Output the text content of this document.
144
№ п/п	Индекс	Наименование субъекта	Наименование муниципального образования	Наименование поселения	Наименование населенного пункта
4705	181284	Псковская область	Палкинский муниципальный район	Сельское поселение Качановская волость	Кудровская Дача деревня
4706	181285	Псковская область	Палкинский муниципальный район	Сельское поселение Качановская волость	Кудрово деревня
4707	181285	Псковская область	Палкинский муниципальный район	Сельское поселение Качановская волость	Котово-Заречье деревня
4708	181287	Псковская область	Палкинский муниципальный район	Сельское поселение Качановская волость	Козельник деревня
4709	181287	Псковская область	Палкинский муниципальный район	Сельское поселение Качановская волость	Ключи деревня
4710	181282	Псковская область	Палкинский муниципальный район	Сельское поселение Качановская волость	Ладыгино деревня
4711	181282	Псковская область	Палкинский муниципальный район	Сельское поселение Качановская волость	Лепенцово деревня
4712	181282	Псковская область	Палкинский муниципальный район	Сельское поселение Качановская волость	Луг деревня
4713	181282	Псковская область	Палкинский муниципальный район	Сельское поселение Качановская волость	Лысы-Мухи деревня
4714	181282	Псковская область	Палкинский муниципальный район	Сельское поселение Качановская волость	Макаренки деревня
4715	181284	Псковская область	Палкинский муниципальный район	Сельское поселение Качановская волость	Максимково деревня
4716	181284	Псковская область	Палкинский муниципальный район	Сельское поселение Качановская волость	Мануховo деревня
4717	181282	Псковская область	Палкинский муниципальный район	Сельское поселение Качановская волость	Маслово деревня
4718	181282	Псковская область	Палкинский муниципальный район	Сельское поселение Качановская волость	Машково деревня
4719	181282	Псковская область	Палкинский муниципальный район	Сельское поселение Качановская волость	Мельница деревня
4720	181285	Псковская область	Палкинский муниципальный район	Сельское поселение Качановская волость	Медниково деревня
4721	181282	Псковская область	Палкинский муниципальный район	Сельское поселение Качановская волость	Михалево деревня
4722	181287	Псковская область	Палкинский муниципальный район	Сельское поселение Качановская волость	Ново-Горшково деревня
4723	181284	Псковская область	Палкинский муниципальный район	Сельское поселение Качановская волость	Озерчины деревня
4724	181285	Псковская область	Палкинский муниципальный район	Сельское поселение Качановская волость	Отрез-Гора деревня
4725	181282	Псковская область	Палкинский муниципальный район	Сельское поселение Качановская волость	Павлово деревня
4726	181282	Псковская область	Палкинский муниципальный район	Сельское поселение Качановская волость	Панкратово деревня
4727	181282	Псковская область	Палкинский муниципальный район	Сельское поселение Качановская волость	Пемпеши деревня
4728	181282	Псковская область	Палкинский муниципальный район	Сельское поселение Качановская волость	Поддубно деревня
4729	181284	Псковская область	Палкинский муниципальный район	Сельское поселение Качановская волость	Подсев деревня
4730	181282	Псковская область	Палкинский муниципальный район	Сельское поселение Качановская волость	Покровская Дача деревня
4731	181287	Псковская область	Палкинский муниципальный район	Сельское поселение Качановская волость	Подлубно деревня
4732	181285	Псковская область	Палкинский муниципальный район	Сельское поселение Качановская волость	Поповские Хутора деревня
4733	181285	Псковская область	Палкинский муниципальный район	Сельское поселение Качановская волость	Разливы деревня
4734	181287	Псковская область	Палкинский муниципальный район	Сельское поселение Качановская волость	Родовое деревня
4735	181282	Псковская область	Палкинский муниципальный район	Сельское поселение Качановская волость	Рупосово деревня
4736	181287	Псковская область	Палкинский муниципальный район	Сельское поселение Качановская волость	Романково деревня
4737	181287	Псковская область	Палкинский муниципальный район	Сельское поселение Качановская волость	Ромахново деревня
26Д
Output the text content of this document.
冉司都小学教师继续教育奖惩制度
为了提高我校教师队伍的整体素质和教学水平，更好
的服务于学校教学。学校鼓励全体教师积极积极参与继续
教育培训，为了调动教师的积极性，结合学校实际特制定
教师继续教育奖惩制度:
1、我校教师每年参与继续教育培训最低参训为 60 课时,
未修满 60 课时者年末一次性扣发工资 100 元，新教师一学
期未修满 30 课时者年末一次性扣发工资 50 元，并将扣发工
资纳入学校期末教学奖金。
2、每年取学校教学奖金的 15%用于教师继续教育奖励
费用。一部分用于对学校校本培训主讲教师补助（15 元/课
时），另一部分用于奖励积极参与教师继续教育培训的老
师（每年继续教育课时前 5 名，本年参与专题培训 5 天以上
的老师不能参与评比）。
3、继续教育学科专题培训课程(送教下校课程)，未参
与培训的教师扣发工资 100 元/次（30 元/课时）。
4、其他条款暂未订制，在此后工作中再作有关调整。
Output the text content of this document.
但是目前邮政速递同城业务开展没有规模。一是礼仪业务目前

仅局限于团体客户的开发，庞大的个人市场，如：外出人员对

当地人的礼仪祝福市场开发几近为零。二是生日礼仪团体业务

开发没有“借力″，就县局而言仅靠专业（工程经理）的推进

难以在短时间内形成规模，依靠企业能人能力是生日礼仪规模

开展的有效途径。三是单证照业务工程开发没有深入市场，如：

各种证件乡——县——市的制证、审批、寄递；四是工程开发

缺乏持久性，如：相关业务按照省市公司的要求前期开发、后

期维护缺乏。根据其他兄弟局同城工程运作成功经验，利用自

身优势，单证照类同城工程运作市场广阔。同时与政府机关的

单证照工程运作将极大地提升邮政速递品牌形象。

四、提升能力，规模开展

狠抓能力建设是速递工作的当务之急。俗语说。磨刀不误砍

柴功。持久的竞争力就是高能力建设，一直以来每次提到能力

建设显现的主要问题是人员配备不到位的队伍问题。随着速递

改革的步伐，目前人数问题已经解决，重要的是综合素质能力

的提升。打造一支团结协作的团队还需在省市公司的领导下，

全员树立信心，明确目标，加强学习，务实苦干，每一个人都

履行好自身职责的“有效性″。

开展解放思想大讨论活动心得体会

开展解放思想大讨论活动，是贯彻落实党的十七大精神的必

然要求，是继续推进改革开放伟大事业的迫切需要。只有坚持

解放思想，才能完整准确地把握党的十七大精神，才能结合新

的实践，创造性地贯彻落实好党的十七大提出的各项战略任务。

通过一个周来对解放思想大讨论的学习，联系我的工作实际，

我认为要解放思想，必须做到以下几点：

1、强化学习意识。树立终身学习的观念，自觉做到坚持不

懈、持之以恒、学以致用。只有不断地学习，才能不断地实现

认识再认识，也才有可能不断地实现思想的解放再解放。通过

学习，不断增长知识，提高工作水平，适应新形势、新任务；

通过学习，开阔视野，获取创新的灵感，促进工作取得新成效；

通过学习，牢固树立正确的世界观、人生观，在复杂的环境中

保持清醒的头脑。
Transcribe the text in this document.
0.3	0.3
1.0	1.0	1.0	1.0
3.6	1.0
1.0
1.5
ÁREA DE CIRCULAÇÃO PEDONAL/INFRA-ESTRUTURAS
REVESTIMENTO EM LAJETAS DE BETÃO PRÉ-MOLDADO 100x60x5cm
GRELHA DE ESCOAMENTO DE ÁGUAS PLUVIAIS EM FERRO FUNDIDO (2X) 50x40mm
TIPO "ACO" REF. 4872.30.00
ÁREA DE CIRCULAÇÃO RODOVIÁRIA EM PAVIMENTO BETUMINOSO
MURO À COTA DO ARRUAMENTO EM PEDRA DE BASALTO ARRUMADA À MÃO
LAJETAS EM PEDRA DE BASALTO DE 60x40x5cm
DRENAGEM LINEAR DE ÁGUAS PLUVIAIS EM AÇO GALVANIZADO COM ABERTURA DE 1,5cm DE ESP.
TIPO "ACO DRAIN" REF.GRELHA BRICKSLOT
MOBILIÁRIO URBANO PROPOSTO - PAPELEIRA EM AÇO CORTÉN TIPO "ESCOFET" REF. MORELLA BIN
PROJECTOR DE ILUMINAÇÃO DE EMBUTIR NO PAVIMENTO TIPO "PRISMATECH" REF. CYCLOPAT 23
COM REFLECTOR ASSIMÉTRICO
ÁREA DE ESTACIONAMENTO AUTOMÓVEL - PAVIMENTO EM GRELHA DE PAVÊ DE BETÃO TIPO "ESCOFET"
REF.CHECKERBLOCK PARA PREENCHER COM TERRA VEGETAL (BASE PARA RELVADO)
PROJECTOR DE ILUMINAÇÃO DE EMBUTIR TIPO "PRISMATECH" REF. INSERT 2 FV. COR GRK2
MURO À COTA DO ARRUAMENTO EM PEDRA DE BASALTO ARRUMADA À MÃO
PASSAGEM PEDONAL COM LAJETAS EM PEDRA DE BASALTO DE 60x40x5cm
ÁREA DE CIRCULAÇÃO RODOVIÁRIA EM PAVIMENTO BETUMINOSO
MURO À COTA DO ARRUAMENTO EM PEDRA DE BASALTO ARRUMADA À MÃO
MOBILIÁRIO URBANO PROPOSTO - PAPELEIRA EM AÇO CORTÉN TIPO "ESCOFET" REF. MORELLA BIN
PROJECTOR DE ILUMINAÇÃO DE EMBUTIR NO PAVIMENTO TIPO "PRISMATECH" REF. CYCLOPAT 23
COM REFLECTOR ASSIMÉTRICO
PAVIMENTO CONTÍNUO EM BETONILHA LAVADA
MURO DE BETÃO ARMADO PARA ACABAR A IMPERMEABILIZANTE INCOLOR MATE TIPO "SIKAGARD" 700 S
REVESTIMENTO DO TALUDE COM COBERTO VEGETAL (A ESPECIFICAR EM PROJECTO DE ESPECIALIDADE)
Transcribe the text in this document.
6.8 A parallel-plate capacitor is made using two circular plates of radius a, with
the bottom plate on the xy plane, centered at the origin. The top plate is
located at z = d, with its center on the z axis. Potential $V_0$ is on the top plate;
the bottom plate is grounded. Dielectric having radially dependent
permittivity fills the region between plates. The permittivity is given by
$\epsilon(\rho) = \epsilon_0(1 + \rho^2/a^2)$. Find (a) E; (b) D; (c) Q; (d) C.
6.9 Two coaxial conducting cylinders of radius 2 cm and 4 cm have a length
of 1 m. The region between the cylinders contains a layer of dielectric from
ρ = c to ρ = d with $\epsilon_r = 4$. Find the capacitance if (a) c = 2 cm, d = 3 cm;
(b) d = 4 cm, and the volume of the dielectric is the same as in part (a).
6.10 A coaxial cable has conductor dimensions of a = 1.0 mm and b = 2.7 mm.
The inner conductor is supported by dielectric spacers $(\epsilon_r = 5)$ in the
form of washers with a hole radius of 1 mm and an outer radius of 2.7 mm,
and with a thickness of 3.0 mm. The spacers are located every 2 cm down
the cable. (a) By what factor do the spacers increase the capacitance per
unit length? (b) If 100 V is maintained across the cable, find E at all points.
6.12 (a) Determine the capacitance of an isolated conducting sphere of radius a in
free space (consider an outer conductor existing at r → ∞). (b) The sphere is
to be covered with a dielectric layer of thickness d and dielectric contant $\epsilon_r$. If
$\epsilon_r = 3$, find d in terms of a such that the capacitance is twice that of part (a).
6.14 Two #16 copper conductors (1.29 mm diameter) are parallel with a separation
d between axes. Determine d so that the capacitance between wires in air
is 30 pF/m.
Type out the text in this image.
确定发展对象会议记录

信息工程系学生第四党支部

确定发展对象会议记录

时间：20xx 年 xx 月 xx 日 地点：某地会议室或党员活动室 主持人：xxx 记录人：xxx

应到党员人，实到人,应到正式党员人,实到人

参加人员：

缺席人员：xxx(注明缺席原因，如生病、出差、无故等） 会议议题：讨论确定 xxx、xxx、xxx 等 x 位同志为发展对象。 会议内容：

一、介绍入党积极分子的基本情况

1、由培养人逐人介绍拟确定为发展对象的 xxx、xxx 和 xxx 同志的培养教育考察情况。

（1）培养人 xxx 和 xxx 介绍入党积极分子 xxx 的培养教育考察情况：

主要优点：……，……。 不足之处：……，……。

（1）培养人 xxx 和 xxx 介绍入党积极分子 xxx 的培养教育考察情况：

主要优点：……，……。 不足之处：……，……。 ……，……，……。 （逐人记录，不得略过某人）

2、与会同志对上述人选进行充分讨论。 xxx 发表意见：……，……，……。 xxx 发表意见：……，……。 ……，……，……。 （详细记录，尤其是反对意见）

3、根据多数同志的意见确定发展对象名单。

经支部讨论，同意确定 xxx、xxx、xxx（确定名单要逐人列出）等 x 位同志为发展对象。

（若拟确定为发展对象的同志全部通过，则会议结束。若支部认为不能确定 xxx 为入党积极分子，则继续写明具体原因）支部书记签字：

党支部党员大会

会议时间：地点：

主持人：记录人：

__________________________________________________

◆ **Problem statement**: Copy each line containing the word "capacitance" from the data.

◆ **Solution for this exercise**:
ρ = c to ρ = d with $\epsilon_r = 4$. Find the capacitance if (a) c = 2 cm, d = 3 cm;
the cable. (a) By what factor do the spacers increase the capacitance per
6.12 (a) Determine the capacitance of an isolated conducting sphere of radius a in
$\epsilon_r = 3$, find d in terms of a such that the capacitance is twice that of part (a).
d between axes. Determine d so that the capacitance between wires in air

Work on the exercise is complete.